The problem: Return every entry exactly as written.

Collected data entries:
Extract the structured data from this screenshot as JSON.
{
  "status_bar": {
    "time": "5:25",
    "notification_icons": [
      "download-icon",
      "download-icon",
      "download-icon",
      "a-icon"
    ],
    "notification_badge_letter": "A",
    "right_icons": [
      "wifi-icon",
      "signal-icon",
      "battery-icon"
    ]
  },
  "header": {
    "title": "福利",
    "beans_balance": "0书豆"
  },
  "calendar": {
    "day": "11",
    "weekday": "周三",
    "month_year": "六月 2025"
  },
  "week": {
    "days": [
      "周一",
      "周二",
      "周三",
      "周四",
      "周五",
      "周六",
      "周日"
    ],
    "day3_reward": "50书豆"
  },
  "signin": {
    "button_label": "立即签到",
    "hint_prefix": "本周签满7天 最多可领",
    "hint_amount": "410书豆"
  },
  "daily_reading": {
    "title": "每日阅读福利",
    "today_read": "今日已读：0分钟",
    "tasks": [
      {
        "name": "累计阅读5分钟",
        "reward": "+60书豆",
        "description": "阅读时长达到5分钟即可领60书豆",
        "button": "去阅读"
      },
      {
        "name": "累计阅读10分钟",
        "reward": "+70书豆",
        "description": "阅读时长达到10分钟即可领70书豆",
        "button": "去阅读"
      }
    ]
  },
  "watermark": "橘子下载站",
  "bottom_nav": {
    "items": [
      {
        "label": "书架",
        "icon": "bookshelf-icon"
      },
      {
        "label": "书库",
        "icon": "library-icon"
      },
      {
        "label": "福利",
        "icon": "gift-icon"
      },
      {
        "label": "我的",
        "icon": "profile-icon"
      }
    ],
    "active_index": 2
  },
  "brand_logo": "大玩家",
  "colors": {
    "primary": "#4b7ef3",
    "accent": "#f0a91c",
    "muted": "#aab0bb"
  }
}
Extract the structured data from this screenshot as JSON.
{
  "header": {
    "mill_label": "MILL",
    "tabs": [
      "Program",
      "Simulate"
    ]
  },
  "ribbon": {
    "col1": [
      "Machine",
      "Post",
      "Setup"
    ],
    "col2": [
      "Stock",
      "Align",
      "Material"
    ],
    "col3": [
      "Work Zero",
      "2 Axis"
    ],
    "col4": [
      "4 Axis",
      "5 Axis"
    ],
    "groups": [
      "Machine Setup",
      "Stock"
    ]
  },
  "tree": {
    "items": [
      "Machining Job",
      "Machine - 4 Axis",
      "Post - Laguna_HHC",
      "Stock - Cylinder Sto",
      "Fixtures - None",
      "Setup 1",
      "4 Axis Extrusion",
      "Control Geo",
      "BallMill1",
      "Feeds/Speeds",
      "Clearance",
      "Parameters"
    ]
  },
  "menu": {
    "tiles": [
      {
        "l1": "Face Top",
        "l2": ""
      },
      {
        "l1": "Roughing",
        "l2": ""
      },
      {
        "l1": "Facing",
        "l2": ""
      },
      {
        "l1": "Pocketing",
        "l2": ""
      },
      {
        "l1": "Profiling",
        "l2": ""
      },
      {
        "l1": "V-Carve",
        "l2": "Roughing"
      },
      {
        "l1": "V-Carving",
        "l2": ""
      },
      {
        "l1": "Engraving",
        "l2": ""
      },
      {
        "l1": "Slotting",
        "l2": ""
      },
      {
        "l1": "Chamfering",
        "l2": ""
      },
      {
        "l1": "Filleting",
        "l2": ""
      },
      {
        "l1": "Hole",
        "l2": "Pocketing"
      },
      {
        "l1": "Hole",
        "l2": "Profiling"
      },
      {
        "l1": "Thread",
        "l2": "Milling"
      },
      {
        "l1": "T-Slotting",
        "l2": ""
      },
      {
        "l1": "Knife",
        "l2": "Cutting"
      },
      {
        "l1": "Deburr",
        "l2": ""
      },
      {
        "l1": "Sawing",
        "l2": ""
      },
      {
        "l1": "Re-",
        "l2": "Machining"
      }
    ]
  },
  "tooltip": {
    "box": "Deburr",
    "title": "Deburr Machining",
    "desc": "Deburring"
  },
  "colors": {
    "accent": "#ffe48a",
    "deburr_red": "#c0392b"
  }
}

Result of the task:
Extract the structured data from this screenshot as JSON.
{
  "status_bar": {
    "time": "5:25",
    "notification_icons": [
      "download-icon",
      "download-icon",
      "download-icon",
      "a-icon"
    ],
    "notification_badge_letter": "A",
    "right_icons": [
      "wifi-icon",
      "signal-icon",
      "battery-icon"
    ]
  },
  "header": {
    "title": "福利",
    "beans_balance": "0书豆"
  },
  "calendar": {
    "day": "11",
    "weekday": "周三",
    "month_year": "六月 2025"
  },
  "week": {
    "days": [
      "周一",
      "周二",
      "周三",
      "周四",
      "周五",
      "周六",
      "周日"
    ],
    "day3_reward": "50书豆"
  },
  "signin": {
    "button_label": "立即签到",
    "hint_prefix": "本周签满7天 最多可领",
    "hint_amount": "410书豆"
  },
  "daily_reading": {
    "title": "每日阅读福利",
    "today_read": "今日已读：0分钟",
    "tasks": [
      {
        "name": "累计阅读5分钟",
        "reward": "+60书豆",
        "description": "阅读时长达到5分钟即可领60书豆",
        "button": "去阅读"
      },
      {
        "name": "累计阅读10分钟",
        "reward": "+70书豆",
        "description": "阅读时长达到10分钟即可领70书豆",
        "button": "去阅读"
      }
    ]
  },
  "watermark": "橘子下载站",
  "bottom_nav": {
    "items": [
      {
        "label": "书架",
        "icon": "bookshelf-icon"
      },
      {
        "label": "书库",
        "icon": "library-icon"
      },
      {
        "label": "福利",
        "icon": "gift-icon"
      },
      {
        "label": "我的",
        "icon": "profile-icon"
      }
    ],
    "active_index": 2
  },
  "brand_logo": "大玩家",
  "colors": {
    "primary": "#4b7ef3",
    "accent": "#f0a91c",
    "muted": "#aab0bb"
  }
}
Extract the structured data from this screenshot as JSON.
{
  "header": {
    "mill_label": "MILL",
    "tabs": [
      "Program",
      "Simulate"
    ]
  },
  "ribbon": {
    "col1": [
      "Machine",
      "Post",
      "Setup"
    ],
    "col2": [
      "Stock",
      "Align",
      "Material"
    ],
    "col3": [
      "Work Zero",
      "2 Axis"
    ],
    "col4": [
      "4 Axis",
      "5 Axis"
    ],
    "groups": [
      "Machine Setup",
      "Stock"
    ]
  },
  "tree": {
    "items": [
      "Machining Job",
      "Machine - 4 Axis",
      "Post - Laguna_HHC",
      "Stock - Cylinder Sto",
      "Fixtures - None",
      "Setup 1",
      "4 Axis Extrusion",
      "Control Geo",
      "BallMill1",
      "Feeds/Speeds",
      "Clearance",
      "Parameters"
    ]
  },
  "menu": {
    "tiles": [
      {
        "l1": "Face Top",
        "l2": ""
      },
      {
        "l1": "Roughing",
        "l2": ""
      },
      {
        "l1": "Facing",
        "l2": ""
      },
      {
        "l1": "Pocketing",
        "l2": ""
      },
      {
        "l1": "Profiling",
        "l2": ""
      },
      {
        "l1": "V-Carve",
        "l2": "Roughing"
      },
      {
        "l1": "V-Carving",
        "l2": ""
      },
      {
        "l1": "Engraving",
        "l2": ""
      },
      {
        "l1": "Slotting",
        "l2": ""
      },
      {
        "l1": "Chamfering",
        "l2": ""
      },
      {
        "l1": "Filleting",
        "l2": ""
      },
      {
        "l1": "Hole",
        "l2": "Pocketing"
      },
      {
        "l1": "Hole",
        "l2": "Profiling"
      },
      {
        "l1": "Thread",
        "l2": "Milling"
      },
      {
        "l1": "T-Slotting",
        "l2": ""
      },
      {
        "l1": "Knife",
        "l2": "Cutting"
      },
      {
        "l1": "Deburr",
        "l2": ""
      },
      {
        "l1": "Sawing",
        "l2": ""
      },
      {
        "l1": "Re-",
        "l2": "Machining"
      }
    ]
  },
  "tooltip": {
    "box": "Deburr",
    "title": "Deburr Machining",
    "desc": "Deburring"
  },
  "colors": {
    "accent": "#ffe48a",
    "deburr_red": "#c0392b"
  }
}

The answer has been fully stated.